■ **INSTRUCTION**:
Copy out all the entries exactly.

-------- MATERIAL TO PROCESS

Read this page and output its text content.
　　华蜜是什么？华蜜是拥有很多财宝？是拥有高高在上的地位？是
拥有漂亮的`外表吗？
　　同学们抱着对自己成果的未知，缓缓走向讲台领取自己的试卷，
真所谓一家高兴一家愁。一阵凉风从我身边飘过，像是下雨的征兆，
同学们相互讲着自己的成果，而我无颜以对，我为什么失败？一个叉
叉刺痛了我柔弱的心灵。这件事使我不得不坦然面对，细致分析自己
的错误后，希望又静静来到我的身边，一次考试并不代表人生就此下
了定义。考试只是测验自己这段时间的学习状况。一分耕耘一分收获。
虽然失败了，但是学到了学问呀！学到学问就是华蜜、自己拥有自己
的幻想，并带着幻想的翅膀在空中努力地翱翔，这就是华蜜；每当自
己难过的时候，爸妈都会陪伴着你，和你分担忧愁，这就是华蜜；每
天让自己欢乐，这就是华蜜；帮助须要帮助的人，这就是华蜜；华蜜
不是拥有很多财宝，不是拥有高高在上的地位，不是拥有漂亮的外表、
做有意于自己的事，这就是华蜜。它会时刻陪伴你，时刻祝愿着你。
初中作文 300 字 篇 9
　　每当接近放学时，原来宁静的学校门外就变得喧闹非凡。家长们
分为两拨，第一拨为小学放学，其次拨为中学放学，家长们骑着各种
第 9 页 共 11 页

----------------

■ **EXERCISE SOLUTION**:
Read this page and output its text content.
　　华蜜是什么？华蜜是拥有很多财宝？是拥有高高在上的地位？是
拥有漂亮的`外表吗？
　　同学们抱着对自己成果的未知，缓缓走向讲台领取自己的试卷，
真所谓一家高兴一家愁。一阵凉风从我身边飘过，像是下雨的征兆，
同学们相互讲着自己的成果，而我无颜以对，我为什么失败？一个叉
叉刺痛了我柔弱的心灵。这件事使我不得不坦然面对，细致分析自己
的错误后，希望又静静来到我的身边，一次考试并不代表人生就此下
了定义。考试只是测验自己这段时间的学习状况。一分耕耘一分收获。
虽然失败了，但是学到了学问呀！学到学问就是华蜜、自己拥有自己
的幻想，并带着幻想的翅膀在空中努力地翱翔，这就是华蜜；每当自
己难过的时候，爸妈都会陪伴着你，和你分担忧愁，这就是华蜜；每
天让自己欢乐，这就是华蜜；帮助须要帮助的人，这就是华蜜；华蜜
不是拥有很多财宝，不是拥有高高在上的地位，不是拥有漂亮的外表、
做有意于自己的事，这就是华蜜。它会时刻陪伴你，时刻祝愿着你。
初中作文 300 字 篇 9
　　每当接近放学时，原来宁静的学校门外就变得喧闹非凡。家长们
分为两拨，第一拨为小学放学，其次拨为中学放学，家长们骑着各种
第 9 页 共 11 页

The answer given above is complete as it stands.